§ Stated problem
Below are some entries. Output each one exactly as it appears.

----

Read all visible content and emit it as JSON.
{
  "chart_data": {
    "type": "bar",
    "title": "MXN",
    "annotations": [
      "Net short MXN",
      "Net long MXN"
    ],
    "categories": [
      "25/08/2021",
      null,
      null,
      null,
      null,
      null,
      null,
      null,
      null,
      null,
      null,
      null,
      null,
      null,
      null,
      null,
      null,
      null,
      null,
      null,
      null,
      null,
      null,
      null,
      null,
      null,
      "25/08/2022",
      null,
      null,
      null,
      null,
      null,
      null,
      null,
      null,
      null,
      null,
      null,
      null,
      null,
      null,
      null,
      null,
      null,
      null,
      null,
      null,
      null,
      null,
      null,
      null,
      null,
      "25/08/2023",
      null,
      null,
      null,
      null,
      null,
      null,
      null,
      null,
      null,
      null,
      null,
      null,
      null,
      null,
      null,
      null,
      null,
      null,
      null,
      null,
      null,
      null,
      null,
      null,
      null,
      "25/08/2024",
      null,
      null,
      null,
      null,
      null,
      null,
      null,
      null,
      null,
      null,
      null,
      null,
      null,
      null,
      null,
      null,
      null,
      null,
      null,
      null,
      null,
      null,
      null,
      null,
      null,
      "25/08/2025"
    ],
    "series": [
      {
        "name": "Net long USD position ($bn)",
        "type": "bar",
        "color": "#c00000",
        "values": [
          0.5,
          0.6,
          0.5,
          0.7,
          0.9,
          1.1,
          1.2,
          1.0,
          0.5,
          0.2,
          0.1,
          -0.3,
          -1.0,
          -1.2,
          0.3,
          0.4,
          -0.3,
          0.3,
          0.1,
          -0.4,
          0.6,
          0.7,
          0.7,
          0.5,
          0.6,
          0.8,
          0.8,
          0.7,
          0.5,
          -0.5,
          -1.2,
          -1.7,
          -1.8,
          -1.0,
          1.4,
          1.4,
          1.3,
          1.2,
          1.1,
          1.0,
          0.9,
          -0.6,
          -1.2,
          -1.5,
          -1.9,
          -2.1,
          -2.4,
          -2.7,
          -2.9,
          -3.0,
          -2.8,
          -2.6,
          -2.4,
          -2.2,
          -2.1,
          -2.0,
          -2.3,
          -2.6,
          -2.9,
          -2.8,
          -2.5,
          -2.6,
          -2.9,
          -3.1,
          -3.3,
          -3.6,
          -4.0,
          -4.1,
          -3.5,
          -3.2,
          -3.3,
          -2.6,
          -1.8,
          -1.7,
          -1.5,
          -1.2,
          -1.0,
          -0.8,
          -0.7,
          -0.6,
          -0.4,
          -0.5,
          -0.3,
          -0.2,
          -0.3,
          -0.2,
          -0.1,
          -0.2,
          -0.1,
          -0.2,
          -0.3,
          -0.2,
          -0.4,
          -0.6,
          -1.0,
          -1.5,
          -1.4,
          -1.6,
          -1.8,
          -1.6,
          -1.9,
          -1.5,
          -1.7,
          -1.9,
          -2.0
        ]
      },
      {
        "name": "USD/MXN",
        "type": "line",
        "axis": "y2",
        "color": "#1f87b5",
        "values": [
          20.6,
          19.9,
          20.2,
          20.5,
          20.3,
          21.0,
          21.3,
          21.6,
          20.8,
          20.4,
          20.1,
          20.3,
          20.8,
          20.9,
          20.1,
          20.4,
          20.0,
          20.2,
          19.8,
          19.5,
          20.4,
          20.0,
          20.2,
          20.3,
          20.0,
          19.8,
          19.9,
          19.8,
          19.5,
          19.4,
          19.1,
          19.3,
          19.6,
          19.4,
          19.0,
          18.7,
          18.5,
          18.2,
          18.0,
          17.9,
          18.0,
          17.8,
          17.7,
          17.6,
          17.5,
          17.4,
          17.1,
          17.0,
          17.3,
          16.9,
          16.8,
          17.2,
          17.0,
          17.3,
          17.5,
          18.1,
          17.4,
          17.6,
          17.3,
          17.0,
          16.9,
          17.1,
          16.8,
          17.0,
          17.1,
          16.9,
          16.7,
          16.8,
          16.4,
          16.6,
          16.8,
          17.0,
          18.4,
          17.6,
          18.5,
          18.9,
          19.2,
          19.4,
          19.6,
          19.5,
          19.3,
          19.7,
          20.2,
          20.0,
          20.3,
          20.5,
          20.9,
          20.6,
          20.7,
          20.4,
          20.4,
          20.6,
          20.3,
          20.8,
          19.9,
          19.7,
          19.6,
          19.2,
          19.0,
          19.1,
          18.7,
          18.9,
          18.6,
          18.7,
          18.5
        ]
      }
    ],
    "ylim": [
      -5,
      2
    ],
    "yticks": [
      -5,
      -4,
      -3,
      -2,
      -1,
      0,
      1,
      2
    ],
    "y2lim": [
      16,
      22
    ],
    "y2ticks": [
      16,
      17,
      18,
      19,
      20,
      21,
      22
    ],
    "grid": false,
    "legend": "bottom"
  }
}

----

§ The answer
Read all visible content and emit it as JSON.
{
  "chart_data": {
    "type": "bar",
    "title": "MXN",
    "annotations": [
      "Net short MXN",
      "Net long MXN"
    ],
    "categories": [
      "25/08/2021",
      null,
      null,
      null,
      null,
      null,
      null,
      null,
      null,
      null,
      null,
      null,
      null,
      null,
      null,
      null,
      null,
      null,
      null,
      null,
      null,
      null,
      null,
      null,
      null,
      null,
      "25/08/2022",
      null,
      null,
      null,
      null,
      null,
      null,
      null,
      null,
      null,
      null,
      null,
      null,
      null,
      null,
      null,
      null,
      null,
      null,
      null,
      null,
      null,
      null,
      null,
      null,
      null,
      "25/08/2023",
      null,
      null,
      null,
      null,
      null,
      null,
      null,
      null,
      null,
      null,
      null,
      null,
      null,
      null,
      null,
      null,
      null,
      null,
      null,
      null,
      null,
      null,
      null,
      null,
      null,
      "25/08/2024",
      null,
      null,
      null,
      null,
      null,
      null,
      null,
      null,
      null,
      null,
      null,
      null,
      null,
      null,
      null,
      null,
      null,
      null,
      null,
      null,
      null,
      null,
      null,
      null,
      null,
      "25/08/2025"
    ],
    "series": [
      {
        "name": "Net long USD position ($bn)",
        "type": "bar",
        "color": "#c00000",
        "values": [
          0.5,
          0.6,
          0.5,
          0.7,
          0.9,
          1.1,
          1.2,
          1.0,
          0.5,
          0.2,
          0.1,
          -0.3,
          -1.0,
          -1.2,
          0.3,
          0.4,
          -0.3,
          0.3,
          0.1,
          -0.4,
          0.6,
          0.7,
          0.7,
          0.5,
          0.6,
          0.8,
          0.8,
          0.7,
          0.5,
          -0.5,
          -1.2,
          -1.7,
          -1.8,
          -1.0,
          1.4,
          1.4,
          1.3,
          1.2,
          1.1,
          1.0,
          0.9,
          -0.6,
          -1.2,
          -1.5,
          -1.9,
          -2.1,
          -2.4,
          -2.7,
          -2.9,
          -3.0,
          -2.8,
          -2.6,
          -2.4,
          -2.2,
          -2.1,
          -2.0,
          -2.3,
          -2.6,
          -2.9,
          -2.8,
          -2.5,
          -2.6,
          -2.9,
          -3.1,
          -3.3,
          -3.6,
          -4.0,
          -4.1,
          -3.5,
          -3.2,
          -3.3,
          -2.6,
          -1.8,
          -1.7,
          -1.5,
          -1.2,
          -1.0,
          -0.8,
          -0.7,
          -0.6,
          -0.4,
          -0.5,
          -0.3,
          -0.2,
          -0.3,
          -0.2,
          -0.1,
          -0.2,
          -0.1,
          -0.2,
          -0.3,
          -0.2,
          -0.4,
          -0.6,
          -1.0,
          -1.5,
          -1.4,
          -1.6,
          -1.8,
          -1.6,
          -1.9,
          -1.5,
          -1.7,
          -1.9,
          -2.0
        ]
      },
      {
        "name": "USD/MXN",
        "type": "line",
        "axis": "y2",
        "color": "#1f87b5",
        "values": [
          20.6,
          19.9,
          20.2,
          20.5,
          20.3,
          21.0,
          21.3,
          21.6,
          20.8,
          20.4,
          20.1,
          20.3,
          20.8,
          20.9,
          20.1,
          20.4,
          20.0,
          20.2,
          19.8,
          19.5,
          20.4,
          20.0,
          20.2,
          20.3,
          20.0,
          19.8,
          19.9,
          19.8,
          19.5,
          19.4,
          19.1,
          19.3,
          19.6,
          19.4,
          19.0,
          18.7,
          18.5,
          18.2,
          18.0,
          17.9,
          18.0,
          17.8,
          17.7,
          17.6,
          17.5,
          17.4,
          17.1,
          17.0,
          17.3,
          16.9,
          16.8,
          17.2,
          17.0,
          17.3,
          17.5,
          18.1,
          17.4,
          17.6,
          17.3,
          17.0,
          16.9,
          17.1,
          16.8,
          17.0,
          17.1,
          16.9,
          16.7,
          16.8,
          16.4,
          16.6,
          16.8,
          17.0,
          18.4,
          17.6,
          18.5,
          18.9,
          19.2,
          19.4,
          19.6,
          19.5,
          19.3,
          19.7,
          20.2,
          20.0,
          20.3,
          20.5,
          20.9,
          20.6,
          20.7,
          20.4,
          20.4,
          20.6,
          20.3,
          20.8,
          19.9,
          19.7,
          19.6,
          19.2,
          19.0,
          19.1,
          18.7,
          18.9,
          18.6,
          18.7,
          18.5
        ]
      }
    ],
    "ylim": [
      -5,
      2
    ],
    "yticks": [
      -5,
      -4,
      -3,
      -2,
      -1,
      0,
      1,
      2
    ],
    "y2lim": [
      16,
      22
    ],
    "y2ticks": [
      16,
      17,
      18,
      19,
      20,
      21,
      22
    ],
    "grid": false,
    "legend": "bottom"
  }
}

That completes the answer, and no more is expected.